Pick out each line below containing "则证明导电性与浓度有关与溶液体积无关".

> _SOURCE RECORDS_

==========

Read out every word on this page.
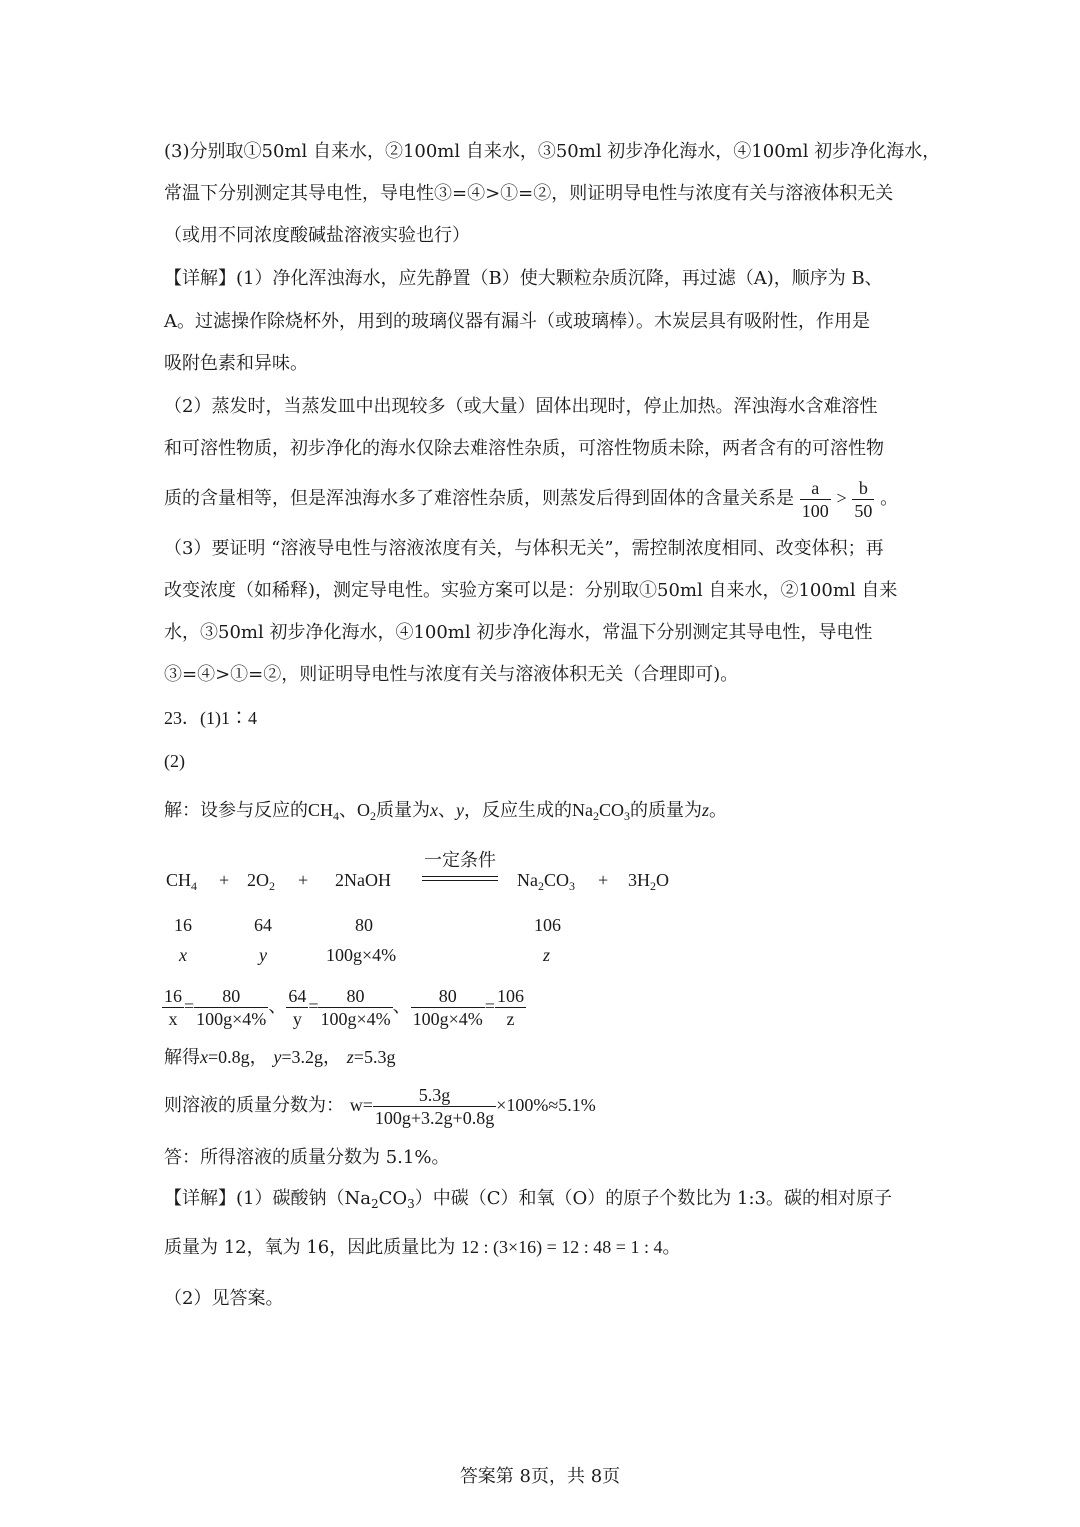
(3)分别取①50ml 自来水，②100ml 自来水，③50ml 初步净化海水，④100ml 初步净化海水，
常温下分别测定其导电性，导电性③=④>①=②，则证明导电性与浓度有关与溶液体积无关
（或用不同浓度酸碱盐溶液实验也行）
【详解】(1）净化浑浊海水，应先静置（B）使大颗粒杂质沉降，再过滤（A)，顺序为 B、
A。过滤操作除烧杯外，用到的玻璃仪器有漏斗（或玻璃棒）。木炭层具有吸附性，作用是
吸附色素和异味。
（2）蒸发时，当蒸发皿中出现较多（或大量）固体出现时，停止加热。浑浊海水含难溶性
和可溶性物质，初步净化的海水仅除去难溶性杂质，可溶性物质未除，两者含有的可溶性物
质的含量相等，但是浑浊海水多了难溶性杂质，则蒸发后得到固体的含量关系是 $\frac{a}{100} > \frac{b}{50}$ 。
（3）要证明 “溶液导电性与溶液浓度有关，与体积无关”，需控制浓度相同、改变体积；再
改变浓度（如稀释)，测定导电性。实验方案可以是：分别取①50ml 自来水，②100ml 自来
水，③50ml 初步净化海水，④100ml 初步净化海水，常温下分别测定其导电性，导电性
③=④>①=②，则证明导电性与浓度有关与溶液体积无关（合理即可)。
23．(1)1∶4
(2)
解：设参与反应的$CH_4$、$O_2$质量为x、y，反应生成的$Na_2CO_3$的质量为z。
$CH_4 + 2O_2$ + 2NaOH
一定条件
$Na_2CO_3 + 3H_2O$
16	64	80	106
x	y	100g×4%	z
$\frac{16}{x} = \frac{80}{100g\times 4\%}$ 、 $\frac{64}{y} = \frac{80}{100g\times 4\%}$ 、 $\frac{80}{100g\times 4\%} = \frac{106}{z}$
解得x=0.8g， y=3.2g， z=5.3g
则溶液的质量分数为： $w= \frac{5.3g}{100g+3.2g+0.8g} \times 100\%\approx 5.1\%$
答：所得溶液的质量分数为 5.1%。
【详解】(1）碳酸钠$(Na_2CO_3)$中碳（C）和氧（O）的原子个数比为 1:3。碳的相对原子
质量为 12，氧为 16，因此质量比为 12 : (3×16) = 12 : 48 = 1 : 4。
（2）见答案。
答案第 8页，共 8页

==========

> _RESULT BELOW_
常温下分别测定其导电性，导电性③=④>①=②，则证明导电性与浓度有关与溶液体积无关
③=④>①=②，则证明导电性与浓度有关与溶液体积无关（合理即可)。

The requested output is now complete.